> EXTRACTED MATERIAL:

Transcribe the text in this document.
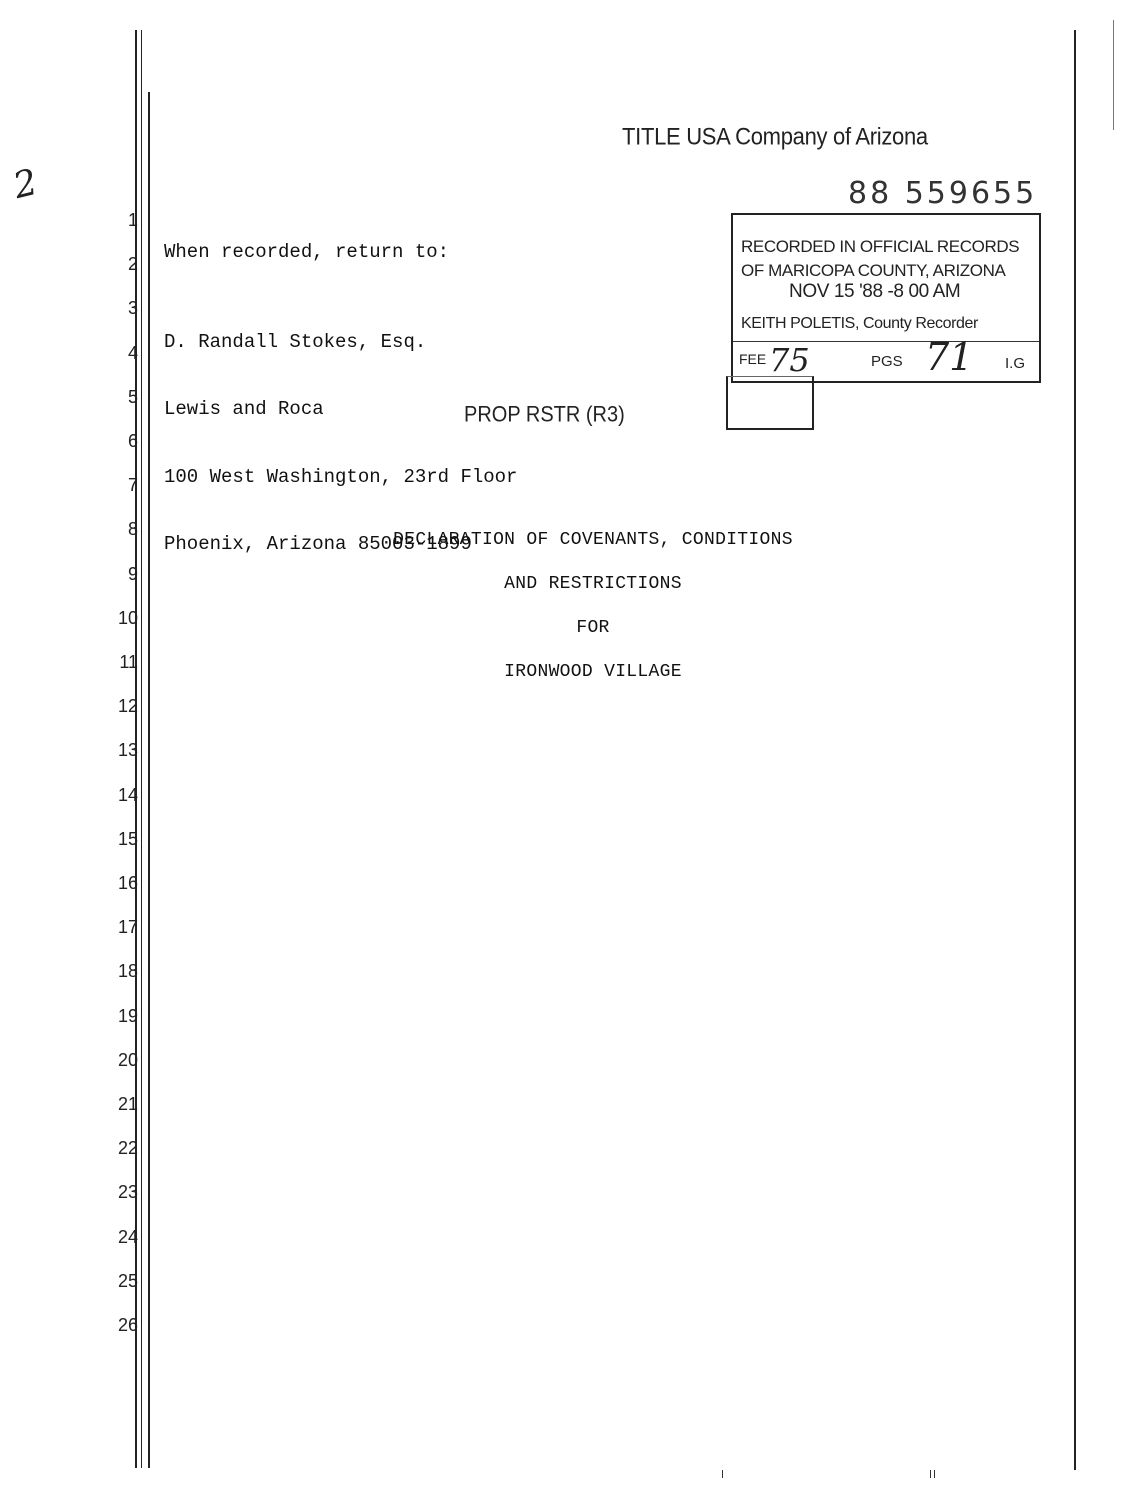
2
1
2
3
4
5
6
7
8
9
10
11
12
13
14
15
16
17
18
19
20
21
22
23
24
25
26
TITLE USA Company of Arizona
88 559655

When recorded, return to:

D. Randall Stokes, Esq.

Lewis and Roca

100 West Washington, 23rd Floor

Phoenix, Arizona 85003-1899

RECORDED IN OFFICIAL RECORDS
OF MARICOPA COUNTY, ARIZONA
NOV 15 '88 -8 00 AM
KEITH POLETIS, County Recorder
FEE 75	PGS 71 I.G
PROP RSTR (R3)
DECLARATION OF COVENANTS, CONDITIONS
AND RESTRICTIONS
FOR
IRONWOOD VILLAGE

> TASK DETAILS:
The pictures should not be reproduced; quote all of the other material exactly.

> EXERCISE OUTPUT:
Transcribe the text in this document.
2
1
2
3
4
5
6
7
8
9
10
11
12
13
14
15
16
17
18
19
20
21
22
23
24
25
26
TITLE USA Company of Arizona
88 559655

When recorded, return to:

D. Randall Stokes, Esq.

Lewis and Roca

100 West Washington, 23rd Floor

Phoenix, Arizona 85003-1899

RECORDED IN OFFICIAL RECORDS
OF MARICOPA COUNTY, ARIZONA
NOV 15 '88 -8 00 AM
KEITH POLETIS, County Recorder
FEE 75	PGS 71 I.G
PROP RSTR (R3)
DECLARATION OF COVENANTS, CONDITIONS
AND RESTRICTIONS
FOR
IRONWOOD VILLAGE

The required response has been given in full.